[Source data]
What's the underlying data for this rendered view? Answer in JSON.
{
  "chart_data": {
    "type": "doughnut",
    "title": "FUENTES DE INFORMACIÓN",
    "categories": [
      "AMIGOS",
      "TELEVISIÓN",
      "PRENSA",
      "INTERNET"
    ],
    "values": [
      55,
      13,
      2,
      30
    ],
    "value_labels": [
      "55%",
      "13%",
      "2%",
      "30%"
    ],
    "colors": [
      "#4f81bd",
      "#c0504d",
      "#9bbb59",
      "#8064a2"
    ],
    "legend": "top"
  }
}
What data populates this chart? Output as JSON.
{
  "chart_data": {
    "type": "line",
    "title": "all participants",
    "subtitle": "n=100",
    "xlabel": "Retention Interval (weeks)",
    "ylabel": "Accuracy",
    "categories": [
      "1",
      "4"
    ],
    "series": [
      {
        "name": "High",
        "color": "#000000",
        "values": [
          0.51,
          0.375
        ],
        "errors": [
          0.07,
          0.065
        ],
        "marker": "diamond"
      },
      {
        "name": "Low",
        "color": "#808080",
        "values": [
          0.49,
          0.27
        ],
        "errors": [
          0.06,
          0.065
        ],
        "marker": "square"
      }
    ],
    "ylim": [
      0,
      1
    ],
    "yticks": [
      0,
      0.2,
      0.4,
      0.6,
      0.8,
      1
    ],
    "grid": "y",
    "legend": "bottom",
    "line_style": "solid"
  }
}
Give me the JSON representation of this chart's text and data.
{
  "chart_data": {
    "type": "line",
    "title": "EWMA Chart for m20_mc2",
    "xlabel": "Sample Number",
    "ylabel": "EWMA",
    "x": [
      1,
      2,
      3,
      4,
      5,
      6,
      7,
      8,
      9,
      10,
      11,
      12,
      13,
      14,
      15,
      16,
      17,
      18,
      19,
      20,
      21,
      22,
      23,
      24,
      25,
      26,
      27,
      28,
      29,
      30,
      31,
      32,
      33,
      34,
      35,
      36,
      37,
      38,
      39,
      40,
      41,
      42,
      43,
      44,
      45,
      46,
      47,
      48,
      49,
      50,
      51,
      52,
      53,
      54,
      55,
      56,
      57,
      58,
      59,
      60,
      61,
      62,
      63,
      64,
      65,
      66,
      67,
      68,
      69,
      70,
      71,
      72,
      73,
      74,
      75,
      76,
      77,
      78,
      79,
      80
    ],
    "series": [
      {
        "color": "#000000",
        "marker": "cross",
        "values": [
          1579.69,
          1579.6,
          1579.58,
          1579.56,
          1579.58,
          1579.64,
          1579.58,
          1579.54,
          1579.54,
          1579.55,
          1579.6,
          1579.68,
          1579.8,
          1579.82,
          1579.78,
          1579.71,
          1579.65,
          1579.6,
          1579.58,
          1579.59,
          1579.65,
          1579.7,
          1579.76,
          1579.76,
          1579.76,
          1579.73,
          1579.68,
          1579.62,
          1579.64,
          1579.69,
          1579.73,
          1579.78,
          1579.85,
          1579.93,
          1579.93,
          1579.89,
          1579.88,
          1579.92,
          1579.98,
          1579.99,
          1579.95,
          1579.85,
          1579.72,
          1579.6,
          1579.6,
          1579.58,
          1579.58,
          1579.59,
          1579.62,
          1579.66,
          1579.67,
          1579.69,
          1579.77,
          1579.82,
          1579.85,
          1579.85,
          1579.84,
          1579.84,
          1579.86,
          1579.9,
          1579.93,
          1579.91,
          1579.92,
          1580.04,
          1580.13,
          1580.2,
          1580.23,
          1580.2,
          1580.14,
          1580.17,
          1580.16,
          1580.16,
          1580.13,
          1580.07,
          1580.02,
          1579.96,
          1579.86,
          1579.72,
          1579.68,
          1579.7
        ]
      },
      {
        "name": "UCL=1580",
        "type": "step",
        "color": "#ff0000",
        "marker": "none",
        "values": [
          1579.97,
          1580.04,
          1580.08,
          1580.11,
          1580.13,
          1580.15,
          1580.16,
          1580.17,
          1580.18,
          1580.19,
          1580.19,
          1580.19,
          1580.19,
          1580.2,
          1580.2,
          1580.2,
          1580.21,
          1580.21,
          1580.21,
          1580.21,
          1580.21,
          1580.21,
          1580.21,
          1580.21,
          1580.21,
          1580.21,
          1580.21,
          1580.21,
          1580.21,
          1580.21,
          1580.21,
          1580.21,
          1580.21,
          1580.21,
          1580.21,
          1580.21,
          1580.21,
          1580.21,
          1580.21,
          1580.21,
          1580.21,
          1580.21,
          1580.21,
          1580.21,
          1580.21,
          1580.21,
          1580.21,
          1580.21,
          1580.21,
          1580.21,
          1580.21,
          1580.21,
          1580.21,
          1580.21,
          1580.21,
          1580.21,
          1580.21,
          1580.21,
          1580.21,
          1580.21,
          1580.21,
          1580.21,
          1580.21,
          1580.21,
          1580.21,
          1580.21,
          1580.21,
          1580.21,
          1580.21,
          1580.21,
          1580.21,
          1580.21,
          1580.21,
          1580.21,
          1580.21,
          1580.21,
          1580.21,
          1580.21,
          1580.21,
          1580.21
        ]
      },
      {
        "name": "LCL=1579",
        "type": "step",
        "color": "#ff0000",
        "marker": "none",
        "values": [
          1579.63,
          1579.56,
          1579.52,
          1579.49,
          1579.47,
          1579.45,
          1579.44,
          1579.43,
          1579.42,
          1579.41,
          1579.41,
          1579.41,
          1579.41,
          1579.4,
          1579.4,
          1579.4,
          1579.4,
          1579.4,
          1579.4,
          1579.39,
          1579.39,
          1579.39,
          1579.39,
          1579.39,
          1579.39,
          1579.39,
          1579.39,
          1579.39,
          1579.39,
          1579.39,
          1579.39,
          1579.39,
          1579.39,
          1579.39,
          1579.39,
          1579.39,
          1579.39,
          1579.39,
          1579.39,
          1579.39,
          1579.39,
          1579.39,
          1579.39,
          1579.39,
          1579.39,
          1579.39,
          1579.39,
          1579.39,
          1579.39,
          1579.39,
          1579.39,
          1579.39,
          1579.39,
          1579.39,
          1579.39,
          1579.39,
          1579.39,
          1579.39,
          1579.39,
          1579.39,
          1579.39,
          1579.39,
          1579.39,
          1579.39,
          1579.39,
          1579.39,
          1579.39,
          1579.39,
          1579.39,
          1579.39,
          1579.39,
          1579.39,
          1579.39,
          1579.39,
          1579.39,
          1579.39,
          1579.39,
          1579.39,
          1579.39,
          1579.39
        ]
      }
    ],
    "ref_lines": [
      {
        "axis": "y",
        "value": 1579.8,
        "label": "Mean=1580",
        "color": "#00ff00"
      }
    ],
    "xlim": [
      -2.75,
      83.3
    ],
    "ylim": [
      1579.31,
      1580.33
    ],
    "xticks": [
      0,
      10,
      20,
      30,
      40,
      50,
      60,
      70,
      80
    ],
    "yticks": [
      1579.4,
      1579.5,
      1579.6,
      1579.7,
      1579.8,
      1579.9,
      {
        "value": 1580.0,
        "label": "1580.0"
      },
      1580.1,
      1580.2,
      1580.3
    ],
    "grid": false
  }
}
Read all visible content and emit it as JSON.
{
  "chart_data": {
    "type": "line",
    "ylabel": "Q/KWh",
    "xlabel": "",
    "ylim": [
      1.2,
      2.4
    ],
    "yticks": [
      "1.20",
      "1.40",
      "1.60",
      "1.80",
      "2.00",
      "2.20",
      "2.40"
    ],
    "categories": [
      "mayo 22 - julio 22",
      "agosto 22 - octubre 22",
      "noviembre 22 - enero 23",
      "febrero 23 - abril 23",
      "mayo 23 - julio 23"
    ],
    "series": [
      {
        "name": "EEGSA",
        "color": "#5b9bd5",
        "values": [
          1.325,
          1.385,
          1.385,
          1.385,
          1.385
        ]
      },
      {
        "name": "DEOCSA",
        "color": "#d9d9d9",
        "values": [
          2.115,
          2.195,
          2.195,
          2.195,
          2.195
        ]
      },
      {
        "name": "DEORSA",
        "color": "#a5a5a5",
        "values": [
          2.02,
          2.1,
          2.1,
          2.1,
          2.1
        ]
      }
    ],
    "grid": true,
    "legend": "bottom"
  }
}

- **TASK PROMPT**:
Copy out exactly the lines between the line with "Read all visible content and emit it as JSON." and the last line of the entries, counting both of those lines.

- **RESPONSE TO THIS TASK**:
Read all visible content and emit it as JSON.
{
  "chart_data": {
    "type": "line",
    "ylabel": "Q/KWh",
    "xlabel": "",
    "ylim": [
      1.2,
      2.4
    ],
    "yticks": [
      "1.20",
      "1.40",
      "1.60",
      "1.80",
      "2.00",
      "2.20",
      "2.40"
    ],
    "categories": [
      "mayo 22 - julio 22",
      "agosto 22 - octubre 22",
      "noviembre 22 - enero 23",
      "febrero 23 - abril 23",
      "mayo 23 - julio 23"
    ],
    "series": [
      {
        "name": "EEGSA",
        "color": "#5b9bd5",
        "values": [
          1.325,
          1.385,
          1.385,
          1.385,
          1.385
        ]
      },
      {
        "name": "DEOCSA",
        "color": "#d9d9d9",
        "values": [
          2.115,
          2.195,
          2.195,
          2.195,
          2.195
        ]
      },
      {
        "name": "DEORSA",
        "color": "#a5a5a5",
        "values": [
          2.02,
          2.1,
          2.1,
          2.1,
          2.1
        ]
      }
    ],
    "grid": true,
    "legend": "bottom"
  }
}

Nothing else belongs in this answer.